Task goal: The data below is to be returned in full and exactly.

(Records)
···

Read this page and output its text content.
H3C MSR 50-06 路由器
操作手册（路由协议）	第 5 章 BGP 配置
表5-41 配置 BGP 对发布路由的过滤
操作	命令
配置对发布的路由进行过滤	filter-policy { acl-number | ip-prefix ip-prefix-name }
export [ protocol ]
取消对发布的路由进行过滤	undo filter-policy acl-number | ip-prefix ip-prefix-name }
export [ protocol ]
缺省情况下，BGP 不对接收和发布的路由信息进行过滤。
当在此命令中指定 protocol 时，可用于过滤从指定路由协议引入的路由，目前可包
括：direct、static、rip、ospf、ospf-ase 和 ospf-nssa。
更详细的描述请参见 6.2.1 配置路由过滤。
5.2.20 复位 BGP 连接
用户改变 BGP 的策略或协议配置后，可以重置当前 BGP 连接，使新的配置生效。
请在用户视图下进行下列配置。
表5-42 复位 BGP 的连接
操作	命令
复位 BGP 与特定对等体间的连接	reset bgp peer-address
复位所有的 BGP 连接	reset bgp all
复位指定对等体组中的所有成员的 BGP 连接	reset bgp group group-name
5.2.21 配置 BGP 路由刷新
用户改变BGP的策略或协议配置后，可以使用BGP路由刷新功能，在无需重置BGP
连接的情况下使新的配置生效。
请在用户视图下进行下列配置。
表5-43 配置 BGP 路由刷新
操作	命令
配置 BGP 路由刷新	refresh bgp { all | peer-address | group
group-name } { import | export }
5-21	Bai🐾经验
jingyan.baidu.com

···

Written answer:
Read this page and output its text content.
H3C MSR 50-06 路由器
操作手册（路由协议）	第 5 章 BGP 配置
表5-41 配置 BGP 对发布路由的过滤
操作	命令
配置对发布的路由进行过滤	filter-policy { acl-number | ip-prefix ip-prefix-name }
export [ protocol ]
取消对发布的路由进行过滤	undo filter-policy acl-number | ip-prefix ip-prefix-name }
export [ protocol ]
缺省情况下，BGP 不对接收和发布的路由信息进行过滤。
当在此命令中指定 protocol 时，可用于过滤从指定路由协议引入的路由，目前可包
括：direct、static、rip、ospf、ospf-ase 和 ospf-nssa。
更详细的描述请参见 6.2.1 配置路由过滤。
5.2.20 复位 BGP 连接
用户改变 BGP 的策略或协议配置后，可以重置当前 BGP 连接，使新的配置生效。
请在用户视图下进行下列配置。
表5-42 复位 BGP 的连接
操作	命令
复位 BGP 与特定对等体间的连接	reset bgp peer-address
复位所有的 BGP 连接	reset bgp all
复位指定对等体组中的所有成员的 BGP 连接	reset bgp group group-name
5.2.21 配置 BGP 路由刷新
用户改变BGP的策略或协议配置后，可以使用BGP路由刷新功能，在无需重置BGP
连接的情况下使新的配置生效。
请在用户视图下进行下列配置。
表5-43 配置 BGP 路由刷新
操作	命令
配置 BGP 路由刷新	refresh bgp { all | peer-address | group
group-name } { import | export }
5-21	Bai🐾经验
jingyan.baidu.com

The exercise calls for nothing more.